** START OF Dataset records **

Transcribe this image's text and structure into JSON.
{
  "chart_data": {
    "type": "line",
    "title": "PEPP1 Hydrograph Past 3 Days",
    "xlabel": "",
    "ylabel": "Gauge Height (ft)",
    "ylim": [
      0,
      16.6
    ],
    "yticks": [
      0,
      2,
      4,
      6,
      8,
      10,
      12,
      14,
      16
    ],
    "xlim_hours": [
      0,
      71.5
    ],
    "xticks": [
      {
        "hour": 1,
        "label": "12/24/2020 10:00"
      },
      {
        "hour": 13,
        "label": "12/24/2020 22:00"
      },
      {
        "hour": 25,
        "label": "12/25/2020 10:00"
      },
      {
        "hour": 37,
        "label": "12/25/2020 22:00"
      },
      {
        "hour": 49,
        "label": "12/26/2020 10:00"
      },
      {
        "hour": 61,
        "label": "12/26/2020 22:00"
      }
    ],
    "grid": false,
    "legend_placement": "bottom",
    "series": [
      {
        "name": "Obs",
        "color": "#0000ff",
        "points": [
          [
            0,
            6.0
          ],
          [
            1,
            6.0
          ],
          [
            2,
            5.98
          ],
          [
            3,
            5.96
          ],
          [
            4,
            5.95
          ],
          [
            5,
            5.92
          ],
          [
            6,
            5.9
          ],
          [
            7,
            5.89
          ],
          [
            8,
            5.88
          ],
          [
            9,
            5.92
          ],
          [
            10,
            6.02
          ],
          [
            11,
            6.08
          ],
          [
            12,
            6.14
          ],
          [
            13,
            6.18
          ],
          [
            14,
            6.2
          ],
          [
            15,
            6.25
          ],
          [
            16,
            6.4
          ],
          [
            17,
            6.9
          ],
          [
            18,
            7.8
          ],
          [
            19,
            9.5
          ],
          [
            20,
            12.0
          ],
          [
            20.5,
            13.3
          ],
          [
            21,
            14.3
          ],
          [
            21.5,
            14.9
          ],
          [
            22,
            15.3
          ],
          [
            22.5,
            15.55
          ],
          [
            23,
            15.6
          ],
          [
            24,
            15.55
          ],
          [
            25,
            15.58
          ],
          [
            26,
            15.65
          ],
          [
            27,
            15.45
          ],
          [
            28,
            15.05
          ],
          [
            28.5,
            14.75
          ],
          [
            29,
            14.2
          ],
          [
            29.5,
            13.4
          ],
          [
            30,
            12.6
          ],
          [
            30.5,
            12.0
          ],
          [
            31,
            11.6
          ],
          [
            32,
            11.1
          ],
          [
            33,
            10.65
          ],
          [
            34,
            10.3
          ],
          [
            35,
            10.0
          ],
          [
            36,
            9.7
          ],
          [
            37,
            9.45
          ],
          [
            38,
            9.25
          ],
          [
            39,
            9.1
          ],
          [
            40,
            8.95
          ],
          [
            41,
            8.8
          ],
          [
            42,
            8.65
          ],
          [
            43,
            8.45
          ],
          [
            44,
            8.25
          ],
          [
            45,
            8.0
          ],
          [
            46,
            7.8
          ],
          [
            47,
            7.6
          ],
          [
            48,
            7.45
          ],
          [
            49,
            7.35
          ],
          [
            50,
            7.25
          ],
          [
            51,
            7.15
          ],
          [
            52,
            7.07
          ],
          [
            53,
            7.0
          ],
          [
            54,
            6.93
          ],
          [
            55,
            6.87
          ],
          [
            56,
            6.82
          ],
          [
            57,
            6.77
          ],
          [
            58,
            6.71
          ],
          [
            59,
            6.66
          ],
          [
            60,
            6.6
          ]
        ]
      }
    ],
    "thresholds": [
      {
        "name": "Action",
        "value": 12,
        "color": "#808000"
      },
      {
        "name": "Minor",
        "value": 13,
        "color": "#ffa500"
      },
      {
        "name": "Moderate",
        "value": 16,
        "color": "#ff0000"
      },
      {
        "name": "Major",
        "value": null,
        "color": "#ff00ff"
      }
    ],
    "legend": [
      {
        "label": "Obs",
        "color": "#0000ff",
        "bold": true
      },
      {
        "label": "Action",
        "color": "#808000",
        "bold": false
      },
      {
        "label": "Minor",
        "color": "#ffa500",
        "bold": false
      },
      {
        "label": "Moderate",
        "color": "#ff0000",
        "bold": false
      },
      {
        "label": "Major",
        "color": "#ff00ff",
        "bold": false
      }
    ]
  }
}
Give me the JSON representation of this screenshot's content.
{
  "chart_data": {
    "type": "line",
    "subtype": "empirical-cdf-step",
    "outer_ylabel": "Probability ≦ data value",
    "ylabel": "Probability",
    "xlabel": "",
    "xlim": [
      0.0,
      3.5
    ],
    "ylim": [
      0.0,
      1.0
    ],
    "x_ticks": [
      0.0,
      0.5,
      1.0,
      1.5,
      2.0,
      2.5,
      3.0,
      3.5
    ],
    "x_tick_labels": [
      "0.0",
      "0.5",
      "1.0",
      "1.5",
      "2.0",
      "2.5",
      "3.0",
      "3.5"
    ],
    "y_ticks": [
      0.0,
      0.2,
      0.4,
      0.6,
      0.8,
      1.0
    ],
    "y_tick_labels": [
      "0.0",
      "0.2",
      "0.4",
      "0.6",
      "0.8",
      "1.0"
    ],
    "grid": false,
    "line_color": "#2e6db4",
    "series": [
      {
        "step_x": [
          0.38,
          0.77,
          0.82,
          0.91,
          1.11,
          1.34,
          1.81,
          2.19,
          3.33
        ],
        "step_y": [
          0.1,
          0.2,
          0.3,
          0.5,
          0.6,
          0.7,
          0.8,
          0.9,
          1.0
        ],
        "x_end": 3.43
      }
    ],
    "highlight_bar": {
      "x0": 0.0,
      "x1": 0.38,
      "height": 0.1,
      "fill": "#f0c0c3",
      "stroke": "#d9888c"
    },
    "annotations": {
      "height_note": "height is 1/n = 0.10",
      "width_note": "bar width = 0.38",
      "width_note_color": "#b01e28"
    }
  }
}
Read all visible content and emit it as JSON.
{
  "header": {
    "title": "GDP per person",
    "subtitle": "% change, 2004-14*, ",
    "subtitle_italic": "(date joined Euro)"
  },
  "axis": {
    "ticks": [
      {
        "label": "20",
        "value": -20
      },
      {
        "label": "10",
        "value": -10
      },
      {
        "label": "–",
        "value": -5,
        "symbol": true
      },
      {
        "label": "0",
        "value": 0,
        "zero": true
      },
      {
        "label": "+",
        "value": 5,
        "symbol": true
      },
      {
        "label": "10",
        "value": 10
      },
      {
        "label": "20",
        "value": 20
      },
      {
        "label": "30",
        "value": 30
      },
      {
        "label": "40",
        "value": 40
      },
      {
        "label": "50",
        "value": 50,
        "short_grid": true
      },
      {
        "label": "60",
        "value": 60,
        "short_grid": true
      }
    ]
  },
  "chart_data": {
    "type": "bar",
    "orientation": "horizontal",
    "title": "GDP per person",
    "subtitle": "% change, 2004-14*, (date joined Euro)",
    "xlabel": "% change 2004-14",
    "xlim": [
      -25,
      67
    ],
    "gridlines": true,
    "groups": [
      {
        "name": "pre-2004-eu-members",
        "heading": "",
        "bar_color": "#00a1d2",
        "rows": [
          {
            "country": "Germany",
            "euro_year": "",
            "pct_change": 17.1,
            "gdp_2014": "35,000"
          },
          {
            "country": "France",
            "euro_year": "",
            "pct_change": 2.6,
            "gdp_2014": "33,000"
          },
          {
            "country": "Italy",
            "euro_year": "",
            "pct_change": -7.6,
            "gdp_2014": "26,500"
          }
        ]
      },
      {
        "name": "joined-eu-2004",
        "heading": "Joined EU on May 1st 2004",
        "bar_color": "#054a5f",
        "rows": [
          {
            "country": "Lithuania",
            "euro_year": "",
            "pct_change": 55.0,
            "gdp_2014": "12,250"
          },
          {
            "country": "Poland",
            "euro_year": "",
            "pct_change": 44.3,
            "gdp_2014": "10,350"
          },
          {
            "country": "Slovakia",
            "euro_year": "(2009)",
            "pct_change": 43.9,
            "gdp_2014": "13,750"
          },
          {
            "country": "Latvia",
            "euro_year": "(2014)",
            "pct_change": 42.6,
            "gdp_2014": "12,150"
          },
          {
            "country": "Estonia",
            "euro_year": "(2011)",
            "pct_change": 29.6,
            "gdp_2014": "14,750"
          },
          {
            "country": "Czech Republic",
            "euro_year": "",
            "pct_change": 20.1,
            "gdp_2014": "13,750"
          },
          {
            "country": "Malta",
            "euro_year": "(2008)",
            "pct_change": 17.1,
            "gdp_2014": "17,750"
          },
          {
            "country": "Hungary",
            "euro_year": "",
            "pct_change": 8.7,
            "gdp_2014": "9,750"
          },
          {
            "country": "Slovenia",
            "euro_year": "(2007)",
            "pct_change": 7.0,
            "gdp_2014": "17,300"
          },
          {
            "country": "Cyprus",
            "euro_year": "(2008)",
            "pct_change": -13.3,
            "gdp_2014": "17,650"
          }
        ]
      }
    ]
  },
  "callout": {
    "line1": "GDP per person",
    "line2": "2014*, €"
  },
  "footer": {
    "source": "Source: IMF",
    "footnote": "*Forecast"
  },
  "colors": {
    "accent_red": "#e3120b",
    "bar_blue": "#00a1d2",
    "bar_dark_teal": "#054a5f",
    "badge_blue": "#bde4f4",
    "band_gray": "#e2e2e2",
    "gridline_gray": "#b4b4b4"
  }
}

** END OF Dataset records **

The task: Pick each line holding the word "JSON" out of the listing.

Exercise answer:
Transcribe this image's text and structure into JSON.
Give me the JSON representation of this screenshot's content.
Read all visible content and emit it as JSON.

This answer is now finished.